BEGIN Given entries

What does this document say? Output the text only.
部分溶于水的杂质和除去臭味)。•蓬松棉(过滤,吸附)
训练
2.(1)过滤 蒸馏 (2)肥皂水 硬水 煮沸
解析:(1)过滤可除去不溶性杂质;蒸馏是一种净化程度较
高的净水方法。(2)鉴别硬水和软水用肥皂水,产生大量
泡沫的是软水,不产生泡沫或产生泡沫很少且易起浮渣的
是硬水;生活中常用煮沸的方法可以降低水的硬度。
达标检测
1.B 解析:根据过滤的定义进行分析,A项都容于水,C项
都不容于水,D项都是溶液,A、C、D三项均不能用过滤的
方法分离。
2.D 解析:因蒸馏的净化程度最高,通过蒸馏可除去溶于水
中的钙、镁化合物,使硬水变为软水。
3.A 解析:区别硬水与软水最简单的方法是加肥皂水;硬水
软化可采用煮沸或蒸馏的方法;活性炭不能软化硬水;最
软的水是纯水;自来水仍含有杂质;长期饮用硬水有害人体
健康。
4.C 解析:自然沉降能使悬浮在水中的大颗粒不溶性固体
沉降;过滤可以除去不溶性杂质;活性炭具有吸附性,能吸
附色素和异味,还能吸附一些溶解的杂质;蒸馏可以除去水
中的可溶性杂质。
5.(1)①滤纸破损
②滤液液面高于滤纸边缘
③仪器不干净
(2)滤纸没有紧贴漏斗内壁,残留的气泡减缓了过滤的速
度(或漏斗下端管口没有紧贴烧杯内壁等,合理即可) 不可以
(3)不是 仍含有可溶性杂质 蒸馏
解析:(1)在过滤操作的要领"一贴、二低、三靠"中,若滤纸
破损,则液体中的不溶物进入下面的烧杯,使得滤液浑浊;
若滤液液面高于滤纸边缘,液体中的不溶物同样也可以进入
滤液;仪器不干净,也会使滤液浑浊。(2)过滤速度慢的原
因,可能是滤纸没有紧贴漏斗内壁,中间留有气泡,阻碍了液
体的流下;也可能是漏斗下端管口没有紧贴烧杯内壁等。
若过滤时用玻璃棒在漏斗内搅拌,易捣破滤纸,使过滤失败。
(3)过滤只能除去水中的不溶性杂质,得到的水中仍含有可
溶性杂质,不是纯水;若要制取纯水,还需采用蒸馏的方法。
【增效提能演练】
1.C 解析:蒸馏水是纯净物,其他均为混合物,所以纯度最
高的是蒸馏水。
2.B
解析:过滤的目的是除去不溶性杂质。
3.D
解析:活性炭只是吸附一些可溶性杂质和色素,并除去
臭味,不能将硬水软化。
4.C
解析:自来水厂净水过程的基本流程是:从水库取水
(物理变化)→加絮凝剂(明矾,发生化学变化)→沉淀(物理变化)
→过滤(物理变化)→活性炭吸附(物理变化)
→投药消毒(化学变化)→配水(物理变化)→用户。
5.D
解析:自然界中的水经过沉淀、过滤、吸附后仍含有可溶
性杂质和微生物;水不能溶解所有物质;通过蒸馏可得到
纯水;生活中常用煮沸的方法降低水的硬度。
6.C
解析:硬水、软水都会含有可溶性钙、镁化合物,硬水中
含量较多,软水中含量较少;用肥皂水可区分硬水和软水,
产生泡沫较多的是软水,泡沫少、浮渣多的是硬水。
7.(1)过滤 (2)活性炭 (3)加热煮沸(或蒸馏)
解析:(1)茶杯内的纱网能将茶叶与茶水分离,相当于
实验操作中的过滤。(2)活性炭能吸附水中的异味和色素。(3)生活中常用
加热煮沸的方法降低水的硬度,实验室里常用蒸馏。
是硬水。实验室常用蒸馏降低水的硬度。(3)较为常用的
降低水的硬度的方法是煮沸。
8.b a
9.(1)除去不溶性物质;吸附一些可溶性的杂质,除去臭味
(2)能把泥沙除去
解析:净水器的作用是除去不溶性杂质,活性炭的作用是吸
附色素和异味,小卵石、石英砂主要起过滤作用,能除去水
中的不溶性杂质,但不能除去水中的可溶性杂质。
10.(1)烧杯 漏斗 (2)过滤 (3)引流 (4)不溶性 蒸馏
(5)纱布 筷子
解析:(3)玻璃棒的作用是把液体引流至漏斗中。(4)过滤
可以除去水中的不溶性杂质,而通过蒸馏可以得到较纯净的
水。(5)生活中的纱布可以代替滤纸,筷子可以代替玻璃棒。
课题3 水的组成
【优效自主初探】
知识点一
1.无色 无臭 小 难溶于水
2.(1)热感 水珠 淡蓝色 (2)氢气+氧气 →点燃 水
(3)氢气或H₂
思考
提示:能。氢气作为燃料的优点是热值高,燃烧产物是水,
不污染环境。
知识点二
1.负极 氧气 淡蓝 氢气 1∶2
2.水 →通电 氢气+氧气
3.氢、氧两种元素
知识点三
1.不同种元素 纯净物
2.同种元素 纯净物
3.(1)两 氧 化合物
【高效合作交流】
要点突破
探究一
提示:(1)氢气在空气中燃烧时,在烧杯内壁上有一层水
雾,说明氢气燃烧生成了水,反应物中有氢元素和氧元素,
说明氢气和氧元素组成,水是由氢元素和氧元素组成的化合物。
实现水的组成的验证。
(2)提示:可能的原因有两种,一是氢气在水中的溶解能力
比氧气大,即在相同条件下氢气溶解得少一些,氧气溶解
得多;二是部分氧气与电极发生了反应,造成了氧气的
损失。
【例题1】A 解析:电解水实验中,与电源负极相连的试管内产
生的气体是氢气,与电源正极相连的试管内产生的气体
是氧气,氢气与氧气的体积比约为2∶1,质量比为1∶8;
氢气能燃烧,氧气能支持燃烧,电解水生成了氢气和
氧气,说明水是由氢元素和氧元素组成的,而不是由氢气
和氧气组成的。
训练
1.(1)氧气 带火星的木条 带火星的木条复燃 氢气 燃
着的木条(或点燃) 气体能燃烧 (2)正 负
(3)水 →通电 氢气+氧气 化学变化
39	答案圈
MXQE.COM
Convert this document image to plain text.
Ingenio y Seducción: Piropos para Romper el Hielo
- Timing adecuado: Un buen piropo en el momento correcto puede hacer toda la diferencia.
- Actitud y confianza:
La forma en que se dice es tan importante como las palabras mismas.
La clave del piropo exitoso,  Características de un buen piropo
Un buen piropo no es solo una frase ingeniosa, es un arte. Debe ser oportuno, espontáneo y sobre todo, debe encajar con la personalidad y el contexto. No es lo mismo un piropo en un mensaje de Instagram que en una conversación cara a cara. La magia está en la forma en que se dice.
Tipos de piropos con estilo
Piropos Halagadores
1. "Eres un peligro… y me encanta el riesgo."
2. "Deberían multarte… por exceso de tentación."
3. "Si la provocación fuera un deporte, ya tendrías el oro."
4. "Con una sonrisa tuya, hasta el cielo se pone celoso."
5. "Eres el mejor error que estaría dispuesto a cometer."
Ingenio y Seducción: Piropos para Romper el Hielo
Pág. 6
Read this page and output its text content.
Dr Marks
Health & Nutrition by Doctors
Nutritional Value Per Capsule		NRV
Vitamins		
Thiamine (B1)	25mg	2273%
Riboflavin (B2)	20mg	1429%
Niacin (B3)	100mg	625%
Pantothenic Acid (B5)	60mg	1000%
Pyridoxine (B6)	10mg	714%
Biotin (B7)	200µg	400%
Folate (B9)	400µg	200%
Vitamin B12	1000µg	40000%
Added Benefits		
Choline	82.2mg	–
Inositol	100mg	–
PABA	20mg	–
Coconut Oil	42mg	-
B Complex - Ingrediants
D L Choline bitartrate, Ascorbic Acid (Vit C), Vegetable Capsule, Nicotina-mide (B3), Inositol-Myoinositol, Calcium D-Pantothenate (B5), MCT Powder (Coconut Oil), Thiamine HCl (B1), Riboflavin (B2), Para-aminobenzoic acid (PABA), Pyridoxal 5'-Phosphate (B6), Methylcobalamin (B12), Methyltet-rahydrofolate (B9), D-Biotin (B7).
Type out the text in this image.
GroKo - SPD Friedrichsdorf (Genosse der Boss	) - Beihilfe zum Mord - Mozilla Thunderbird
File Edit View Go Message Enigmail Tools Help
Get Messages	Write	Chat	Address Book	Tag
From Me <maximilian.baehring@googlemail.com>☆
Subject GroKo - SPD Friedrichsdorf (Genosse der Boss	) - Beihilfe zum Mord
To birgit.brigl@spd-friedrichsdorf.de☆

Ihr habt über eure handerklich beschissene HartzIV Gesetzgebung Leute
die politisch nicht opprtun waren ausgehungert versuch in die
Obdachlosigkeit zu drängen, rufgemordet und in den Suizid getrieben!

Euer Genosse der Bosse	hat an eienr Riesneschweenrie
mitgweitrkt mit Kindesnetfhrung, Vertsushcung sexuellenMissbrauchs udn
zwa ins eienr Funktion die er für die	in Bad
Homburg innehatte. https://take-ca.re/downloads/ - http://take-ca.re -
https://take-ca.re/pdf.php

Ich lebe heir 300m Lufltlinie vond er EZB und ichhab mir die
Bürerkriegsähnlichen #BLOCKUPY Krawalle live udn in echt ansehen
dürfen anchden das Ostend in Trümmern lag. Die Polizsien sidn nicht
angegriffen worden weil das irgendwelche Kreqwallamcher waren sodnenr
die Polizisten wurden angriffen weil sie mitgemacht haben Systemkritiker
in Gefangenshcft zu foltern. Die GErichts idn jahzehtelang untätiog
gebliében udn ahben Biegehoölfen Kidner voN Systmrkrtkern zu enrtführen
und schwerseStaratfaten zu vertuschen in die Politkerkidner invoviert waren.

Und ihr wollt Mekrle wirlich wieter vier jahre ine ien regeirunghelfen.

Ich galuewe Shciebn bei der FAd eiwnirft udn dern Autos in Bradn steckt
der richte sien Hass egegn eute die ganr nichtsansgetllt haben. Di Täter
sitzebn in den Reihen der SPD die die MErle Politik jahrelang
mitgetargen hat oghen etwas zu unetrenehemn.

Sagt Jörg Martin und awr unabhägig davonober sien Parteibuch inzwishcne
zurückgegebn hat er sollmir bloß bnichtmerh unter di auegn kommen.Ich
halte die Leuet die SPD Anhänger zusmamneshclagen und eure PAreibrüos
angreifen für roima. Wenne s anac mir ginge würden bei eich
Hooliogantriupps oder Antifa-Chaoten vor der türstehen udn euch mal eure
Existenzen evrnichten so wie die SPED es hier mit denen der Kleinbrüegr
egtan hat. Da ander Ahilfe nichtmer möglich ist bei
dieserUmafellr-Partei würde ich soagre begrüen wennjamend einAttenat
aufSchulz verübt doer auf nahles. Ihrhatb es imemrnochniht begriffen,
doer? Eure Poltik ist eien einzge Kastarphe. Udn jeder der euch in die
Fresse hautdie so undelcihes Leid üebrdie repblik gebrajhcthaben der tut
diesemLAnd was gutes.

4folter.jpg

END Given entries

What is required: Return from the data every line that holds "https".

Correct answer:
Homburg innehatte. https://take-ca.re/downloads/ - http://take-ca.re -
https://take-ca.re/pdf.php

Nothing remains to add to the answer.